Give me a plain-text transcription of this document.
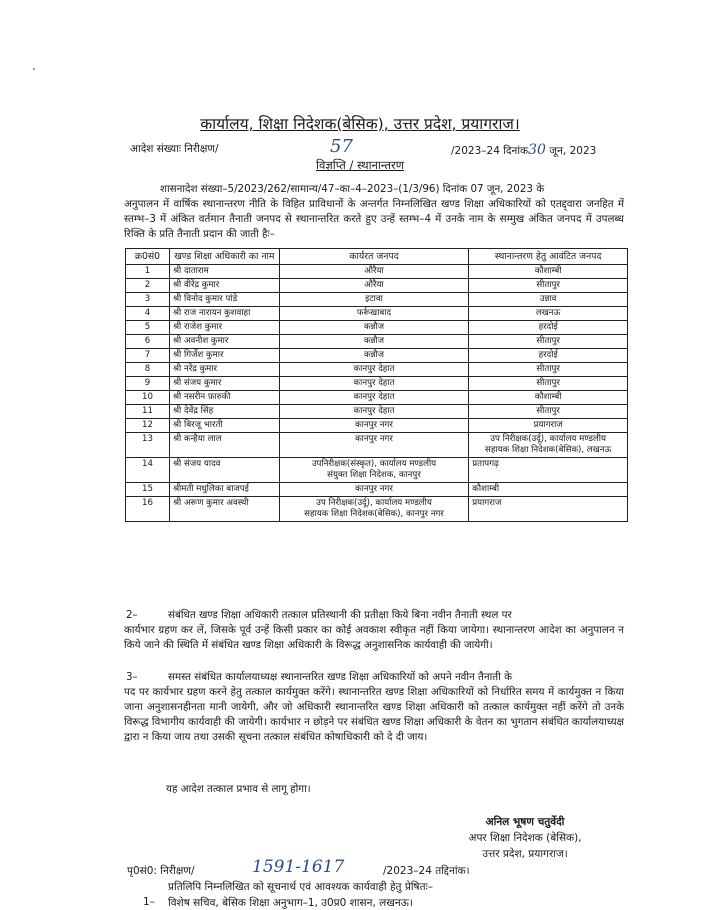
कार्यालय, शिक्षा निदेशक(बेसिक), उत्तर प्रदेश, प्रयागराज।
आदेश संख्याः निरीक्षण/	57	/2023–24 दिनांक30 जून, 2023
विज्ञप्ति / स्थानान्तरण
शासनादेश संख्या–5/2023/262/सामान्य/47–का–4–2023–(1/3/96) दिनांक 07 जून, 2023 के
अनुपालन में वार्षिक स्थानान्तरण नीति के विहित प्राविधानों के अन्तर्गत निम्नलिखित खण्ड शिक्षा अधिकारियों को एतद्द्वारा जनहित में स्तम्भ–3 में अंकित वर्तमान तैनाती जनपद से स्थानान्तरित करते हुए उन्हें स्तम्भ–4 में उनके नाम के सम्मुख अंकित जनपद में उपलब्ध रिक्ति के प्रति तैनाती प्रदान की जाती हैः–
क्र0सं0	खण्ड शिक्षा अधिकारी का नाम	कार्यरत जनपद	स्थानान्तरण हेतु आवंटित जनपद
1	श्री दाताराम	औरैया	कौशाम्बी
2	श्री वीरेंद्र कुमार	औरैया	सीतापुर
3	श्री विनोद कुमार पांडे	इटावा	उन्नाव
4	श्री राज नारायन कुशवाहा	फर्रूखाबाद	लखनऊ
5	श्री राजेश कुमार	कन्नौज	हरदोई
6	श्री अवनीश कुमार	कन्नौज	सीतापुर
7	श्री गिर्जेश कुमार	कन्नौज	हरदोई
8	श्री नरेंद्र कुमार	कानपुर देहात	सीतापुर
9	श्री संजय कुमार	कानपुर देहात	सीतापुर
10	श्री नसरीन फ़ारुकी	कानपुर देहात	कौशाम्बी
11	श्री देवेंद्र सिंह	कानपुर देहात	सीतापुर
12	श्री बिरजू भारती	कानपुर नगर	प्रयागराज
13	श्री कन्हैया लाल	कानपुर नगर	उप निरीक्षक(उर्दू), कार्यालय मण्डलीय
सहायक शिक्षा निदेशक(बेसिक), लखनऊ

14	श्री संजय यादव	उपनिरीक्षक(संस्कृत), कार्यालय मण्डलीय
संयुक्त शिक्षा निदेशक, कानपुर	प्रतापगढ़
15	श्रीमती मधुलिका बाजपई	कानपुर नगर	कौशाम्बी
16	श्री अरूण कुमार अवस्थी	उप निरीक्षक(उर्दू), कार्यालय मण्डलीय
सहायक शिक्षा निदेशक(बेसिक), कानपुर नगर	प्रयागराज
2–	संबंधित खण्ड शिक्षा अधिकारी तत्काल प्रतिस्थानी की प्रतीक्षा किये बिना नवीन तैनाती स्थल पर
कार्यभार ग्रहण कर लें, जिसके पूर्व उन्हें किसी प्रकार का कोई अवकाश स्वीकृत नहीं किया जायेगा। स्थानान्तरण आदेश का अनुपालन न किये जाने की स्थिति में संबंधित खण्ड शिक्षा अधिकारी के विरूद्ध अनुशासनिक कार्यवाही की जायेगी।
3–	समस्त संबंधित कार्यालयाध्यक्ष स्थानान्तरित खण्ड शिक्षा अधिकारियों को अपने नवीन तैनाती के
पद पर कार्यभार ग्रहण करने हेतु तत्काल कार्यमुक्त करेंगे। स्थानान्तरित खण्ड शिक्षा अधिकारियों को निर्धारित समय में कार्यमुक्त न किया जाना अनुशासनहीनता मानी जायेगी, और जो अधिकारी स्थानान्तरित खण्ड शिक्षा अधिकारी को तत्काल कार्यमुक्त नहीं करेंगे तो उनके विरूद्ध विभागीय कार्यवाही की जायेगी। कार्यभार न छोड़ने पर संबंधित खण्ड शिक्षा अधिकारी के वेतन का भुगतान संबंधित कार्यालयाध्यक्ष द्वारा न किया जाय तथा उसकी सूचना तत्काल संबंधित कोषाधिकारी को दे दी जाय।
यह आदेश तत्काल प्रभाव से लागू होगा।
अनिल भूषण चतुर्वेदी
अपर शिक्षा निदेशक (बेसिक),
उत्तर प्रदेश, प्रयागराज।
पृ0सं0: निरीक्षण/	1591-1617	/2023–24 तद्दिनांक।
प्रतिलिपि निम्नलिखित को सूचनार्थ एवं आवश्यक कार्यवाही हेतु प्रेषितः–
1– विशेष सचिव, बेसिक शिक्षा अनुभाग–1, उ0प्र0 शासन, लखनऊ।
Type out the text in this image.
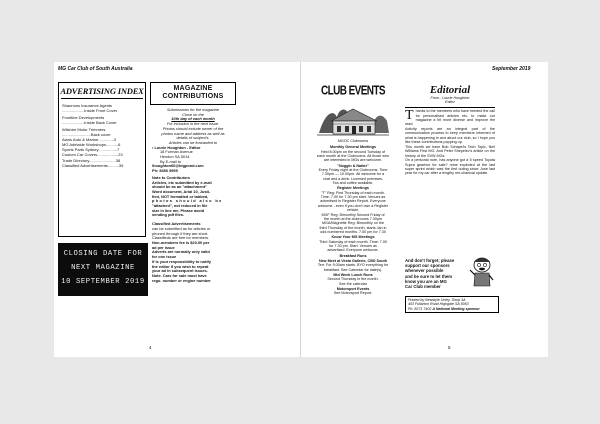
MG Car Club of South Australia	September 2019
ADVERTISING INDEX
Shannons Insurance Agents
....................Inside Front Cover
Frontline Developments
....................Inside Back Cover
Wilshire Motor Trimmers
..........................Back cover
Alans Auto & Marine..............3
MG Adelaide Workshops...........6
Sports Parts Sydney.................7
Custom Car Covers...................23
Trade Directory........................38
Classified Advertisements..........39
CLOSING DATE FOR
NEXT MAGAZINE
10 SEPTEMBER 2019
MAGAZINE
CONTRIBUTIONS
Submissions for the magazine
Close on the
10th day of each month
For inclusion in the next issue.
Photos should include owner of the
photos name and address as well as
details of subject/s.
Articles can be forwarded to
• Lourie Houghton - Editor
18 Forman Avenue
Hendon SA 5014
By E-mail to
lhoughton60@bigpond.com
Ph: 8356 9955
Note to Contributors
Articles, etc submitted by e-mail
should be as an "attachment"
Word document, Arial 10, Justi-
fied, NOT formatted or tabbed,
photos should also be
"attached", not reduced in file
size in line me. Please avoid
sending pdf files.
Classified Advertisements
can be submitted as for articles or
phoned through if they are short.
Classifieds are free for members.
Non-members fee is $20.00 per
ad per issue
Adverts are normally only valid
for one issue
If is your responsibility to notify
the editor if you wish to repeat
your ad in subsequent issues.
Note. Cars for sale must have
rego. number or engine number
4	5
CLUB EVENTS
MGOC Clubrooms
Monthly General Meetings
Held 8.00pm on the second Tuesday of
each month at the Clubrooms. All those who
are interested in MGs are welcome.
"Noggin & Natter"
Every Friday night at the Clubrooms. Time
7.30pm — 10.00pm. All welcome for a
chat and a drink. Licensed premises.
Tea and coffee available.
Register Meetings
"T" Reg: First Thursday of each month.
Time: 7.00 for 7.30 pm start. Venues as
advertised in Register Report. Everyone
welcome - even if you don't own a Register
vehicle.
MGF Reg: Bimonthly Second Friday of
the month at the clubrooms 7.30pm
MGA/Magnette Reg: Bimonthly on the
third Thursday of the month, starts Jan in
odd numbered months. 7.00 pm for 7.30
Know Your MG Meetings
Third Saturday of each month. Time: 7.00
for 7.30 pm. Start. Venues as
advertised. Everyone welcome.
Breakfast Runs
New Meet at Vesta Gallerie, CBD South
Terr. For 9.00am starts. BYO everything for
breakfast. See Calendar for date(s).
Mid Week Lunch Runs
Second Thursday in the month.
See the calendar
Motorsport Events
See Motorsport Report.
Editorial
From.. Lourie Houghton
Editor

Thanks to the members who have heeded the call for personalised articles etc. to make our magazine a bit more diverse and improve the read.

Activity reports are an integral part of the communication process to keep members informed of what is happening in and about our club, so I hope you like these contributions popping up.

This month we have Bob Schapel's Tech Topic, Neil Williams First MG. And Peter Shepelev's article on the history of the SVW MGs.

On a personal note, has anyone got a 5 speed Toyota Supra gearbox for sale? mine exploded at the last super sprint which was the first outing since June last year for my car after a lengthy me-chanical update.

And don't forget; please
support our sponsors
whenever possible
and be sure to let them
know you are an MG
Car Club member
Printed by Newstyle Unley. Shop 3A
453 Fullarton Road Highgate SA 5063
Ph: 8271 7402 A National Meeting sponsor
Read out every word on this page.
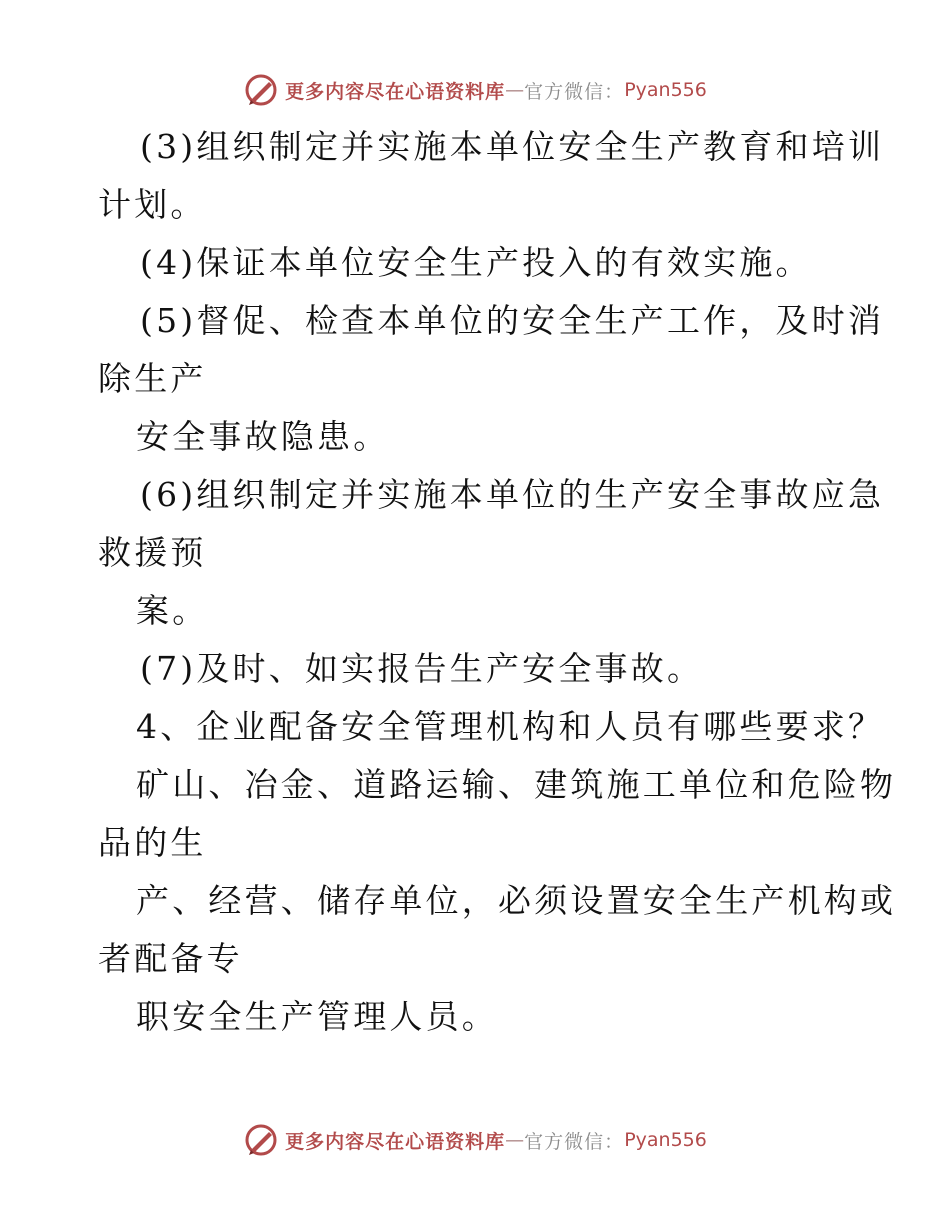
更多内容尽在心语资料库 — 官方微信： Pyan556
(3)组织制定并实施本单位安全生产教育和培训
计划。
(4)保证本单位安全生产投入的有效实施。
(5)督促、检查本单位的安全生产工作，及时消
除生产
安全事故隐患。
(6)组织制定并实施本单位的生产安全事故应急
救援预
案。
(7)及时、如实报告生产安全事故。
4、企业配备安全管理机构和人员有哪些要求？
矿山、冶金、道路运输、建筑施工单位和危险物
品的生
产、经营、储存单位，必须设置安全生产机构或
者配备专
职安全生产管理人员。
更多内容尽在心语资料库 — 官方微信： Pyan556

****

- _Do this_
Of the lines in the listing, how many hold the word "Time"? Nothing but the number is needed.

- _Response to this exercise_
3